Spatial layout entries

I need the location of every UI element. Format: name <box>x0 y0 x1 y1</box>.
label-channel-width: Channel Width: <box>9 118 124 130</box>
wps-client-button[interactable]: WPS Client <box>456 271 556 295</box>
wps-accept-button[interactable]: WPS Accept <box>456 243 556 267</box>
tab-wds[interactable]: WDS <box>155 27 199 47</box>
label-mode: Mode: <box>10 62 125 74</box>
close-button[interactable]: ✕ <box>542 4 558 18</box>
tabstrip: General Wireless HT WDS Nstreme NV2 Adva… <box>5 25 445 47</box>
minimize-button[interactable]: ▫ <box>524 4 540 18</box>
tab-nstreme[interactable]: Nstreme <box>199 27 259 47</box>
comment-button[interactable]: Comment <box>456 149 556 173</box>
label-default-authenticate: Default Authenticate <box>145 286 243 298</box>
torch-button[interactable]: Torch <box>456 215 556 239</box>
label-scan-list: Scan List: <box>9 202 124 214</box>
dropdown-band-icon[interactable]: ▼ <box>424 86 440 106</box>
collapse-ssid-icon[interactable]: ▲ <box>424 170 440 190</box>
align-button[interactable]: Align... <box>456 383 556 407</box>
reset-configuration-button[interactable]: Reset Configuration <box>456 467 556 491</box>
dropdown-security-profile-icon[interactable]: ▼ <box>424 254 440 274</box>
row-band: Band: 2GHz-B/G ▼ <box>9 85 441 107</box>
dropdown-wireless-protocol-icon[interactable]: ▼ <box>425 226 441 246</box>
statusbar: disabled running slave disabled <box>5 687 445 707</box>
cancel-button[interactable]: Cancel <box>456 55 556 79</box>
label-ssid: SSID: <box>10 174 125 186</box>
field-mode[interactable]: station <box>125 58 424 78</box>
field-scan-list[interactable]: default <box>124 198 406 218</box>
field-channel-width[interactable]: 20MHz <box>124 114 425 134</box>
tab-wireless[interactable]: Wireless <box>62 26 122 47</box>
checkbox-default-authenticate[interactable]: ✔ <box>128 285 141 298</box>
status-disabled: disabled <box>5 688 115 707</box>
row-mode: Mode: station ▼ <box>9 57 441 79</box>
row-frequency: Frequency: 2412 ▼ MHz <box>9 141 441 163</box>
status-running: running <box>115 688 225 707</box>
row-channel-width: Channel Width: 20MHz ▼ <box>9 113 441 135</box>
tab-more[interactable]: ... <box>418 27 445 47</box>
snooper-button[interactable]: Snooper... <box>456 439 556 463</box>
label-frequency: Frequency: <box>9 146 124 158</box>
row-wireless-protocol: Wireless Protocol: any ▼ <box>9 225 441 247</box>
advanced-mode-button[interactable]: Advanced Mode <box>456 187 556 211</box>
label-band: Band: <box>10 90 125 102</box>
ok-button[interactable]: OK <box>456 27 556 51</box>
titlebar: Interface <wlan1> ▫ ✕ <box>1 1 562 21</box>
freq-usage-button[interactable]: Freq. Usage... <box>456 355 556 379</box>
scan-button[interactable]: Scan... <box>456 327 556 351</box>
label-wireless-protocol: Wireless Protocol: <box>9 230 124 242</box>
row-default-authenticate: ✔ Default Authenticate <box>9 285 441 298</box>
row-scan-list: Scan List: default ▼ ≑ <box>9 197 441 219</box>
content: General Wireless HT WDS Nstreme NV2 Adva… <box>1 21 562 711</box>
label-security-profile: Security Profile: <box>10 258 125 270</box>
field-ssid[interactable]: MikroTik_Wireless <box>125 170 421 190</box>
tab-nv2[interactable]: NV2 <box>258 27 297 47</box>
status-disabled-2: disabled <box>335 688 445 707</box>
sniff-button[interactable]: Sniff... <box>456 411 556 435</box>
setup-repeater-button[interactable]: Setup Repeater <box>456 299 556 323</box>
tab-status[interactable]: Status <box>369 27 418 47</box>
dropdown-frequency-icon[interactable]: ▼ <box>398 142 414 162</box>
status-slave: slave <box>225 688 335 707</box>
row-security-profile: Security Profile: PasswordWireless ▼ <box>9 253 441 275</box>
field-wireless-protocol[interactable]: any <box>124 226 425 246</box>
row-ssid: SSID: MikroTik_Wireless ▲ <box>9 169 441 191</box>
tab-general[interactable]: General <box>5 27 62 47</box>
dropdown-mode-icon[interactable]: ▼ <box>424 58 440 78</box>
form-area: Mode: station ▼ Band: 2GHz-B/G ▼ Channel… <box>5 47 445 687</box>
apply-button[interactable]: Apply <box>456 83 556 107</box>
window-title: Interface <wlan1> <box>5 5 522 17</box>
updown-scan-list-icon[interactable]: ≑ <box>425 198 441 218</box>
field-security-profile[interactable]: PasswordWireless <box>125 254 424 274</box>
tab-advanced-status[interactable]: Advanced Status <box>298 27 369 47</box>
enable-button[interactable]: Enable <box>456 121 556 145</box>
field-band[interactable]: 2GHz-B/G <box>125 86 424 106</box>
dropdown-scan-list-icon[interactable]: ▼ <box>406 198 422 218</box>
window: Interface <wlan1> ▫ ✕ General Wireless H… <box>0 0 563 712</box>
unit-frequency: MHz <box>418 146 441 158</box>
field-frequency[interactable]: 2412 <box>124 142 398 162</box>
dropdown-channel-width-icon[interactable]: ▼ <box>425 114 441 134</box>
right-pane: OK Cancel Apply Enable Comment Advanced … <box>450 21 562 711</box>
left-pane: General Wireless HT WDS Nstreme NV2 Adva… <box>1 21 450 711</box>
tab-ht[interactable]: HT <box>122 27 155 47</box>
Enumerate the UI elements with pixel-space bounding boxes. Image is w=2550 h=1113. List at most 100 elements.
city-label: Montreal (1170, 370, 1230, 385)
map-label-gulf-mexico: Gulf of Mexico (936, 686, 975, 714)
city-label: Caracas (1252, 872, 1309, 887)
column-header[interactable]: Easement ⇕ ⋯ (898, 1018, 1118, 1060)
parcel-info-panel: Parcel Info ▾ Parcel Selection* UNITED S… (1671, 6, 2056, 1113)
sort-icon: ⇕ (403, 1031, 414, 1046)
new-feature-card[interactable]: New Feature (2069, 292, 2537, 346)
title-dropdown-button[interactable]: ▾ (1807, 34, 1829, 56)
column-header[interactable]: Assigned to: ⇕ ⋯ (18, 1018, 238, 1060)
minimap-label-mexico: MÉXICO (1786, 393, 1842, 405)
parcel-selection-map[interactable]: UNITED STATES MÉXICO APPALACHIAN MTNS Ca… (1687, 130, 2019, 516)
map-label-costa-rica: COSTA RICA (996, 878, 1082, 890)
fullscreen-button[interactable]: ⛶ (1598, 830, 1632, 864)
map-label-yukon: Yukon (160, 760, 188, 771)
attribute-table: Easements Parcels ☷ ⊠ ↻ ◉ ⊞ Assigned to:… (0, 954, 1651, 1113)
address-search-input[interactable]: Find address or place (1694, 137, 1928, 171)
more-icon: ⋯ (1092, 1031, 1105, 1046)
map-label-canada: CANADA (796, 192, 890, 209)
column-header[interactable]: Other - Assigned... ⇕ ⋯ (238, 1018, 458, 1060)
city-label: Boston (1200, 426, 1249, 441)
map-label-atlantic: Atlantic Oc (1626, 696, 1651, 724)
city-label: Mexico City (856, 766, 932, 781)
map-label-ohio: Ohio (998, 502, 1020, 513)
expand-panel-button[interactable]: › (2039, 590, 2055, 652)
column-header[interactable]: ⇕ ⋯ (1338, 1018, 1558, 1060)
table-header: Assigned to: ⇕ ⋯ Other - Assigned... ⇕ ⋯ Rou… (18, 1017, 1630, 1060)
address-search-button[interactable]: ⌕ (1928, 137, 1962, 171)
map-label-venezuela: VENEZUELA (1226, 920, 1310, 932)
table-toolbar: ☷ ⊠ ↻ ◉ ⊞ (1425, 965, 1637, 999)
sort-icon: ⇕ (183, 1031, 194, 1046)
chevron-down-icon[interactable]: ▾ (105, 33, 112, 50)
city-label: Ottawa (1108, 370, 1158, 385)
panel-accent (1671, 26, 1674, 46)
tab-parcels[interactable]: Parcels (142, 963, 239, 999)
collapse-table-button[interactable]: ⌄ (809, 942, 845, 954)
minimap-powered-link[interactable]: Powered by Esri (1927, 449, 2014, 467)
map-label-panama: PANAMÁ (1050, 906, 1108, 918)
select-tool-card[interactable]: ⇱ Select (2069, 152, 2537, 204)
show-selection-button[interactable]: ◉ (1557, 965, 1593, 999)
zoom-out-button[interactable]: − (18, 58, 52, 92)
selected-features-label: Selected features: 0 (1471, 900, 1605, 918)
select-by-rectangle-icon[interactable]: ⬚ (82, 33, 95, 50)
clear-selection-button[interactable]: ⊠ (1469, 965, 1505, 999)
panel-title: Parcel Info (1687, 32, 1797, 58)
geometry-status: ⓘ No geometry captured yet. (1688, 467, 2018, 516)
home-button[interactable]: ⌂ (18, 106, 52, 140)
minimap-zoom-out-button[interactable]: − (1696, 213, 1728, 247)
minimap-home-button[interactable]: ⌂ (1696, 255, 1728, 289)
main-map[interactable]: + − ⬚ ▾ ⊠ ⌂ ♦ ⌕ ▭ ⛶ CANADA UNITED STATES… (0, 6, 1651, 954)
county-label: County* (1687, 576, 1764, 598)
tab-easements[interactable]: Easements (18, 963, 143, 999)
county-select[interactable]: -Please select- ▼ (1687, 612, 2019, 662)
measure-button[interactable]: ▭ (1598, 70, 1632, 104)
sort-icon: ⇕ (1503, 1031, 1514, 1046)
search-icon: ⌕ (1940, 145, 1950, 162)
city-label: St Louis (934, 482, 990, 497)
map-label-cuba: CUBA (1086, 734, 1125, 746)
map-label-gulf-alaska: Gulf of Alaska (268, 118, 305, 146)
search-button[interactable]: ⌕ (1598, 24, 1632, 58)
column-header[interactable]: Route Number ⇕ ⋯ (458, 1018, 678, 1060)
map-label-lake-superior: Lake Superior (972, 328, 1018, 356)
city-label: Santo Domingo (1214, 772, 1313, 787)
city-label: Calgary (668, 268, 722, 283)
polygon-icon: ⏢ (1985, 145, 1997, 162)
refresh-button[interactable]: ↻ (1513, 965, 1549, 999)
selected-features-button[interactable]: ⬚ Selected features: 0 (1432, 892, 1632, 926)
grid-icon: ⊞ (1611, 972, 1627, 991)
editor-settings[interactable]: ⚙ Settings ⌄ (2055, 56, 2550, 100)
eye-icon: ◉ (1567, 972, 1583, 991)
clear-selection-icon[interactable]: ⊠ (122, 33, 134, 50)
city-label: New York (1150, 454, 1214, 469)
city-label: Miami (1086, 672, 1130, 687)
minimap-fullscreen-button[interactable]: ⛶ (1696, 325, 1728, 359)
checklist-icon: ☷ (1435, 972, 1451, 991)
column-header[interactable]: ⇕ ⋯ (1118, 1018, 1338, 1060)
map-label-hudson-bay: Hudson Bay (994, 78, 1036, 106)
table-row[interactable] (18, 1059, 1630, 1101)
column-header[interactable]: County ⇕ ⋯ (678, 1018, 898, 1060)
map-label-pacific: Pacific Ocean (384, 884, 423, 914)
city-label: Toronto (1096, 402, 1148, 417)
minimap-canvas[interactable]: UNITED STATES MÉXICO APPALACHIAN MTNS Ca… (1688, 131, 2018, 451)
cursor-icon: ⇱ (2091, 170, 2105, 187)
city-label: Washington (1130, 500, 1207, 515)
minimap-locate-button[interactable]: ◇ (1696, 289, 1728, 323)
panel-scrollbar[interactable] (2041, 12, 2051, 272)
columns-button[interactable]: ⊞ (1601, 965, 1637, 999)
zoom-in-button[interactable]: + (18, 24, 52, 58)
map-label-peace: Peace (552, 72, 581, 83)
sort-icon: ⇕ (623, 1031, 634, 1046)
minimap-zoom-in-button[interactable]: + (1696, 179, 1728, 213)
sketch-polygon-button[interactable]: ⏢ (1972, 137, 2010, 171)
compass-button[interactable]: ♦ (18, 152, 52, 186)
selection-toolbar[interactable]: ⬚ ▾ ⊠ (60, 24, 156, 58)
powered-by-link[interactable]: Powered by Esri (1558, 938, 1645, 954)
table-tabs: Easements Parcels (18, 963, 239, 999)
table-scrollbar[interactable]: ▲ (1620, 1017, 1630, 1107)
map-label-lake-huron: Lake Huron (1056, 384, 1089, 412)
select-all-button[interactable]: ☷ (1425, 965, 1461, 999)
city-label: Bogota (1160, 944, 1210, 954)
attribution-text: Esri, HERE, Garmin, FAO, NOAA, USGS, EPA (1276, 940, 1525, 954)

TASK STATEMENT: Reproduce the stretch from the start of the material through the line containing "row-channel-width: Channel Width: 20MHz", substituting "bridge" for "station" and leaving everything else unchanged.

FINAL ANSWER:
I need the location of every UI element. Format: name <box>x0 y0 x1 y1</box>.
label-channel-width: Channel Width: <box>9 118 124 130</box>
wps-client-button[interactable]: WPS Client <box>456 271 556 295</box>
wps-accept-button[interactable]: WPS Accept <box>456 243 556 267</box>
tab-wds[interactable]: WDS <box>155 27 199 47</box>
label-mode: Mode: <box>10 62 125 74</box>
close-button[interactable]: ✕ <box>542 4 558 18</box>
tabstrip: General Wireless HT WDS Nstreme NV2 Adva… <box>5 25 445 47</box>
minimize-button[interactable]: ▫ <box>524 4 540 18</box>
tab-nstreme[interactable]: Nstreme <box>199 27 259 47</box>
comment-button[interactable]: Comment <box>456 149 556 173</box>
label-default-authenticate: Default Authenticate <box>145 286 243 298</box>
torch-button[interactable]: Torch <box>456 215 556 239</box>
label-scan-list: Scan List: <box>9 202 124 214</box>
dropdown-band-icon[interactable]: ▼ <box>424 86 440 106</box>
collapse-ssid-icon[interactable]: ▲ <box>424 170 440 190</box>
align-button[interactable]: Align... <box>456 383 556 407</box>
reset-configuration-button[interactable]: Reset Configuration <box>456 467 556 491</box>
dropdown-security-profile-icon[interactable]: ▼ <box>424 254 440 274</box>
row-band: Band: 2GHz-B/G ▼ <box>9 85 441 107</box>
dropdown-wireless-protocol-icon[interactable]: ▼ <box>425 226 441 246</box>
statusbar: disabled running slave disabled <box>5 687 445 707</box>
cancel-button[interactable]: Cancel <box>456 55 556 79</box>
label-ssid: SSID: <box>10 174 125 186</box>
field-mode[interactable]: bridge <box>125 58 424 78</box>
field-scan-list[interactable]: default <box>124 198 406 218</box>
field-channel-width[interactable]: 20MHz <box>124 114 425 134</box>
tab-wireless[interactable]: Wireless <box>62 26 122 47</box>
checkbox-default-authenticate[interactable]: ✔ <box>128 285 141 298</box>
status-disabled: disabled <box>5 688 115 707</box>
row-mode: Mode: bridge ▼ <box>9 57 441 79</box>
row-frequency: Frequency: 2412 ▼ MHz <box>9 141 441 163</box>
status-running: running <box>115 688 225 707</box>
row-channel-width: Channel Width: 20MHz ▼ <box>9 113 441 135</box>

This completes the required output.